Return all entries word for word, but drop any images.

Excerpts from a figure dataset
★ ★ ★ ★
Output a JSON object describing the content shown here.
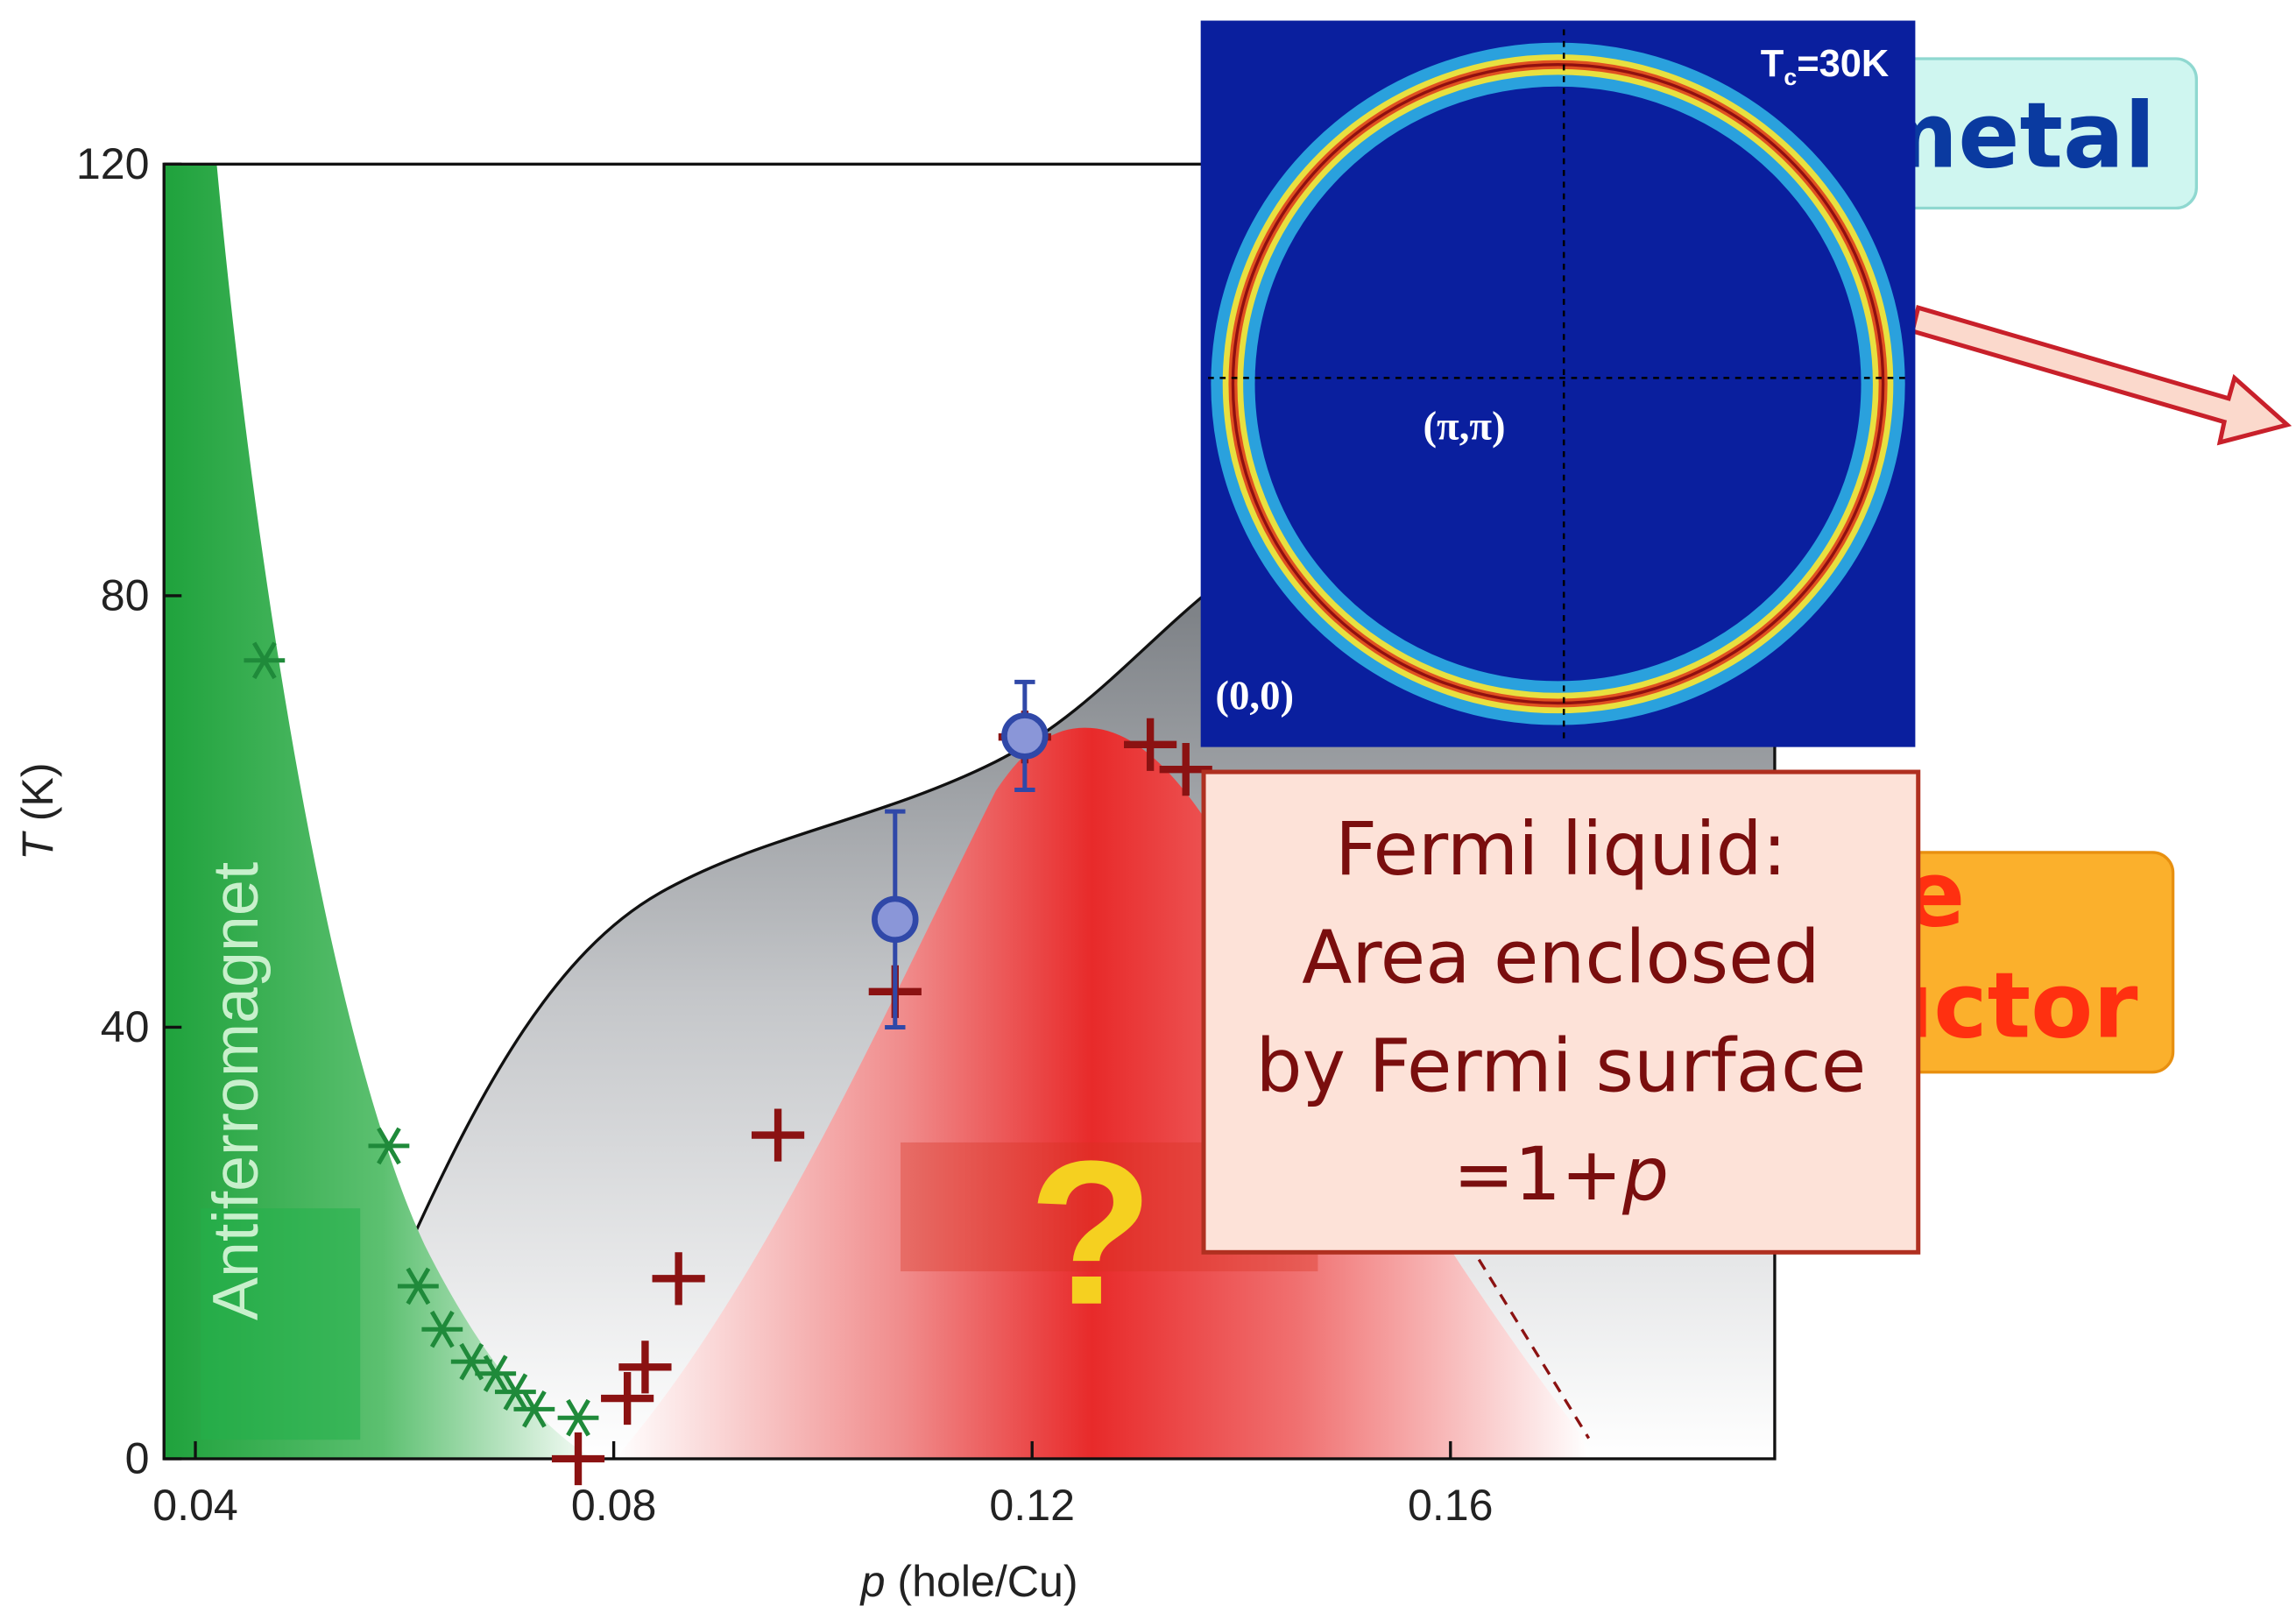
{
  "chart_data": {
    "type": "scatter",
    "xlabel": [
      "p",
      " (hole/Cu)"
    ],
    "ylabel": [
      "T",
      " (K)"
    ],
    "xlim": [
      0.037,
      0.191
    ],
    "xticks": [
      0.04,
      0.08,
      0.12,
      0.16
    ],
    "ylim": [
      0,
      120
    ],
    "yticks": [
      0,
      40,
      80,
      120
    ],
    "series": [
      {
        "color": "#1f8a3a",
        "marker": "asterisk",
        "x": [
          0.0466,
          0.0585,
          0.0613,
          0.0636,
          0.0664,
          0.0687,
          0.0706,
          0.0724,
          0.0766
        ],
        "values": [
          74,
          29,
          16,
          12,
          9,
          7.9,
          6.2,
          4.6,
          3.8
        ]
      },
      {
        "color": "#8b1212",
        "marker": "plus",
        "x": [
          0.0766,
          0.0813,
          0.083,
          0.0862,
          0.0957,
          0.1069,
          0.1193,
          0.1313,
          0.1347
        ],
        "values": [
          0,
          5.6,
          8.5,
          16.7,
          30,
          43.3,
          66.9,
          66.2,
          63.9
        ]
      },
      {
        "color": "#3048a8",
        "marker": "circle",
        "x": [
          0.1069,
          0.1193
        ],
        "values": [
          50,
          67
        ],
        "errors": [
          10,
          5
        ]
      }
    ],
    "region_label": "Antiferromagnet",
    "question": "?",
    "inset": {
      "corner_label": [
        "T",
        "c",
        "=30K"
      ],
      "center_label": "(π,π)",
      "origin_label": "(0,0)"
    },
    "callout": {
      "lines": [
        "Fermi liquid:",
        "Area enclosed",
        "by Fermi surface"
      ],
      "last_line": [
        "=1+",
        "p"
      ]
    },
    "boxes": {
      "metal": "metal",
      "superconductor": [
        "e",
        "uctor"
      ]
    }
  }
}
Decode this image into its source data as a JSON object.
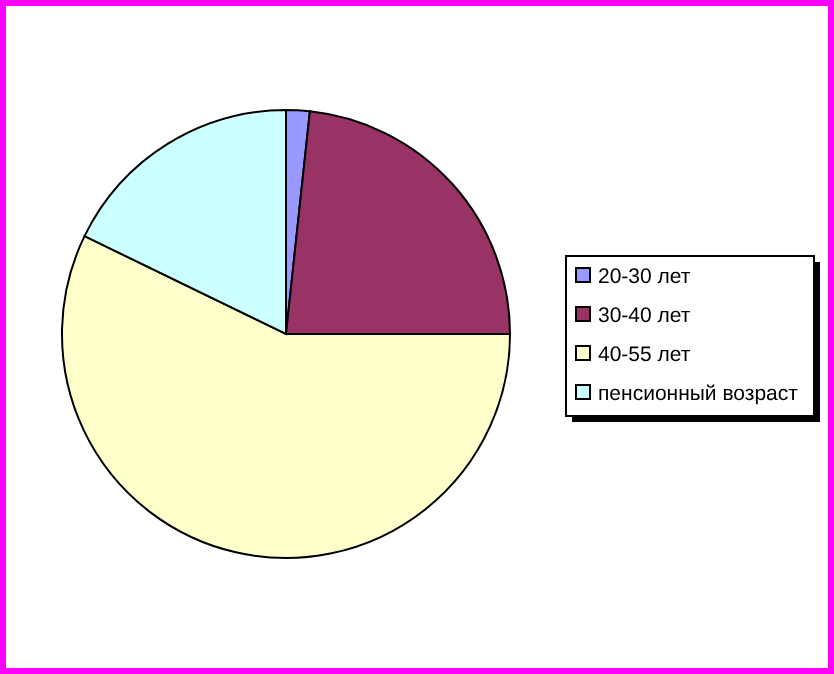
{
  "chart_data": {
    "type": "pie",
    "categories": [
      "20-30 лет",
      "30-40 лет",
      "40-55 лет",
      "пенсионный возраст"
    ],
    "values": [
      1.7,
      23.3,
      57.2,
      17.8
    ],
    "colors": [
      "#9999ff",
      "#993366",
      "#ffffcc",
      "#ccffff"
    ],
    "legend": "right"
  }
}
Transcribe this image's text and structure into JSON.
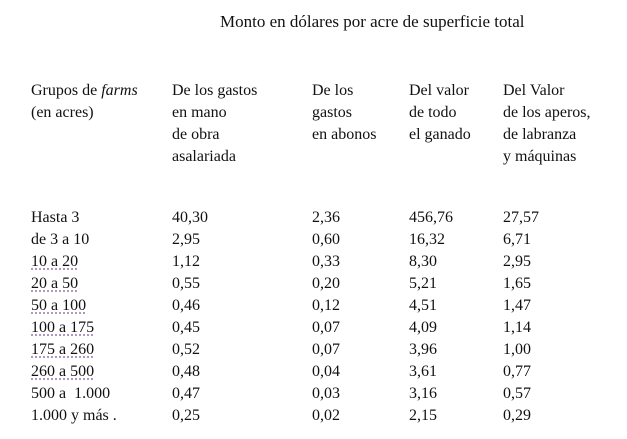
★ ★ ★ ★
* _Result below_:
Output a JSON object describing the content shown here.
{
  "chart_data": {
    "type": "scatter",
    "xlabel": [
      "p",
      " (hole/Cu)"
    ],
    "ylabel": [
      "T",
      " (K)"
    ],
    "xlim": [
      0.037,
      0.191
    ],
    "xticks": [
      0.04,
      0.08,
      0.12,
      0.16
    ],
    "ylim": [
      0,
      120
    ],
    "yticks": [
      0,
      40,
      80,
      120
    ],
    "series": [
      {
        "color": "#1f8a3a",
        "marker": "asterisk",
        "x": [
          0.0466,
          0.0585,
          0.0613,
          0.0636,
          0.0664,
          0.0687,
          0.0706,
          0.0724,
          0.0766
        ],
        "values": [
          74,
          29,
          16,
          12,
          9,
          7.9,
          6.2,
          4.6,
          3.8
        ]
      },
      {
        "color": "#8b1212",
        "marker": "plus",
        "x": [
          0.0766,
          0.0813,
          0.083,
          0.0862,
          0.0957,
          0.1069,
          0.1193,
          0.1313,
          0.1347
        ],
        "values": [
          0,
          5.6,
          8.5,
          16.7,
          30,
          43.3,
          66.9,
          66.2,
          63.9
        ]
      },
      {
        "color": "#3048a8",
        "marker": "circle",
        "x": [
          0.1069,
          0.1193
        ],
        "values": [
          50,
          67
        ],
        "errors": [
          10,
          5
        ]
      }
    ],
    "region_label": "Antiferromagnet",
    "question": "?",
    "inset": {
      "corner_label": [
        "T",
        "c",
        "=30K"
      ],
      "center_label": "(π,π)",
      "origin_label": "(0,0)"
    },
    "callout": {
      "lines": [
        "Fermi liquid:",
        "Area enclosed",
        "by Fermi surface"
      ],
      "last_line": [
        "=1+",
        "p"
      ]
    },
    "boxes": {
      "metal": "metal",
      "superconductor": [
        "e",
        "uctor"
      ]
    }
  }
}
Decode this image into its source data as a JSON object.
{
  "chart_data": {
    "type": "pie",
    "categories": [
      "20-30 лет",
      "30-40 лет",
      "40-55 лет",
      "пенсионный возраст"
    ],
    "values": [
      1.7,
      23.3,
      57.2,
      17.8
    ],
    "colors": [
      "#9999ff",
      "#993366",
      "#ffffcc",
      "#ccffff"
    ],
    "legend": "right"
  }
}
Transcribe this image's text and structure into JSON.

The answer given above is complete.